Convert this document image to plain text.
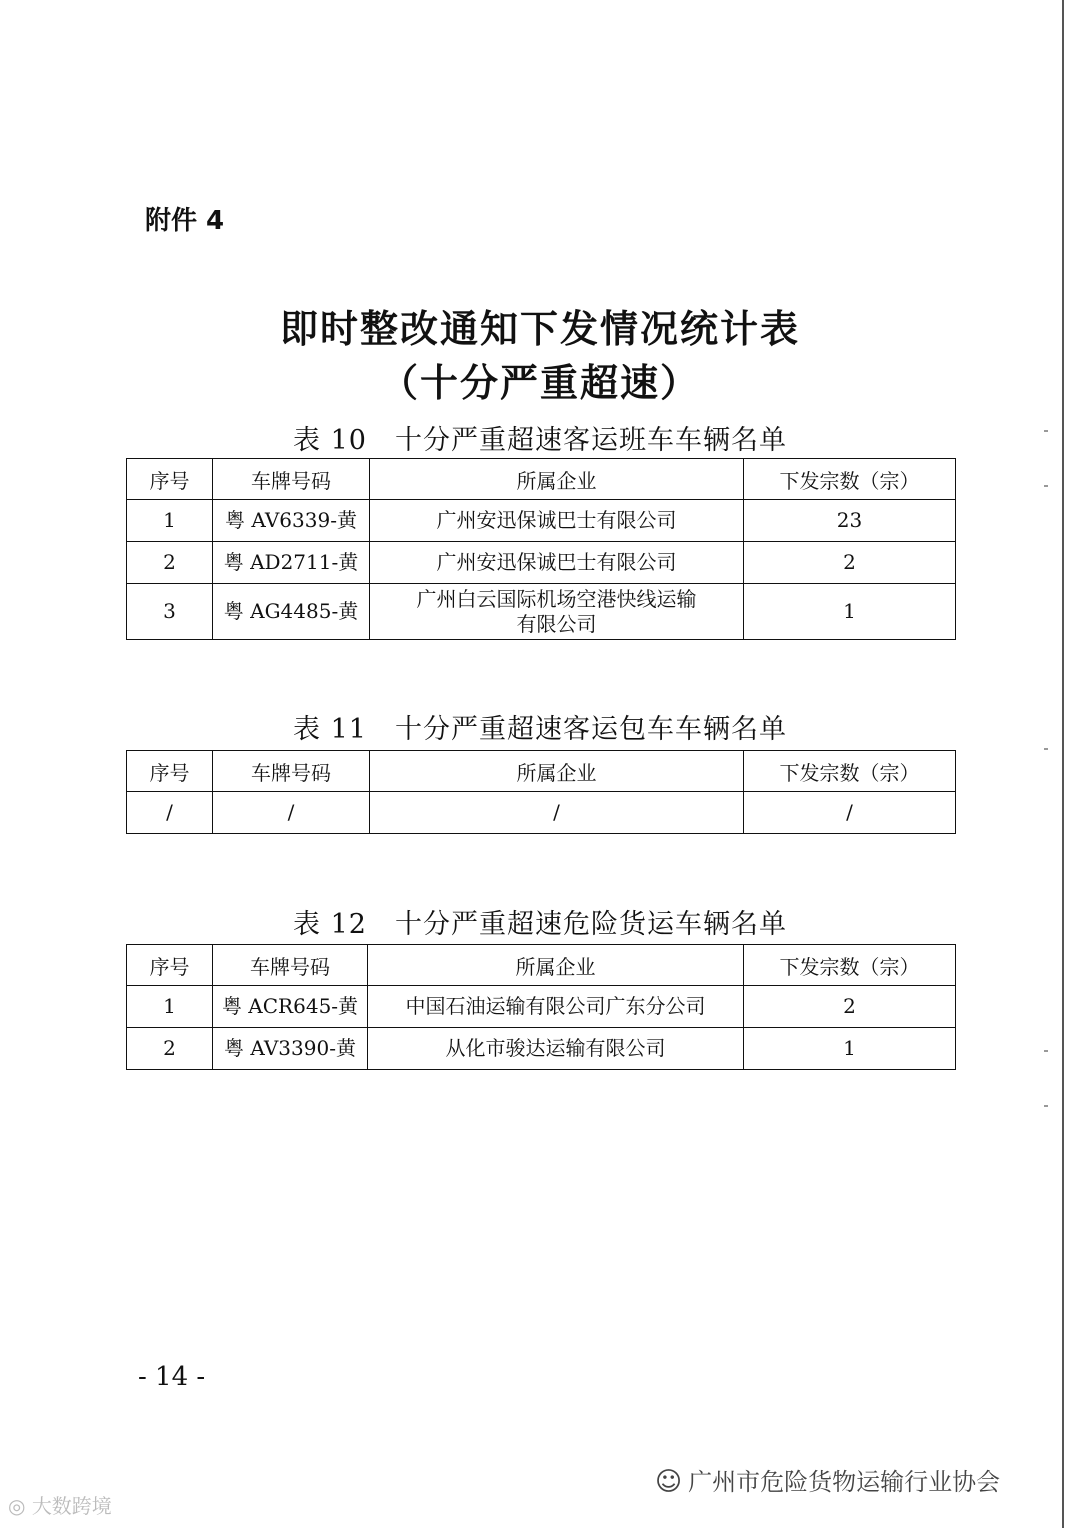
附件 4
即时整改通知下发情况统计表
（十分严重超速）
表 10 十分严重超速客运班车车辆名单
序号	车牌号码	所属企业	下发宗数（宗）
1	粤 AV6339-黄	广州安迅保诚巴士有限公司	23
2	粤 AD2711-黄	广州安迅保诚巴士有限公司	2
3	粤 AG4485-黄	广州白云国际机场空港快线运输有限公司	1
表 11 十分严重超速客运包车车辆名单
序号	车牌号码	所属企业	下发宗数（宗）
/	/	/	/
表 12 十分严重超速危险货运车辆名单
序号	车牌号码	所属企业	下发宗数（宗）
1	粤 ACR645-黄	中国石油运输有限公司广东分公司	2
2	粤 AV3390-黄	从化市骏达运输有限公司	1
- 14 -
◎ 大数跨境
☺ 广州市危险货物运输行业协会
--
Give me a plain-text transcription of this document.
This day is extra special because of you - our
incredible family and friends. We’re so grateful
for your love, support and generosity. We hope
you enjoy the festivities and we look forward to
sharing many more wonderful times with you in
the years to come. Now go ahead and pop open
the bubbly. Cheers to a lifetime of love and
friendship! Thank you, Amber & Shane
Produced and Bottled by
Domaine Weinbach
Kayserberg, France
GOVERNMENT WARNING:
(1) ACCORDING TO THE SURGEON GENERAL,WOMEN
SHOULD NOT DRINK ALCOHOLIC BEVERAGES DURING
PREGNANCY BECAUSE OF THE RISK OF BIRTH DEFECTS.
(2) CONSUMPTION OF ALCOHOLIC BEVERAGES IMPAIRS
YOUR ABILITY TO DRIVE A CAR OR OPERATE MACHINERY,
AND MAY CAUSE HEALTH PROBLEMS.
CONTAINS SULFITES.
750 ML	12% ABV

» Problem requirements
Collect every line from the records above that contains the word "document".

» Solved problem
Convert this document image to plain text.
Give me a plain-text transcription of this document.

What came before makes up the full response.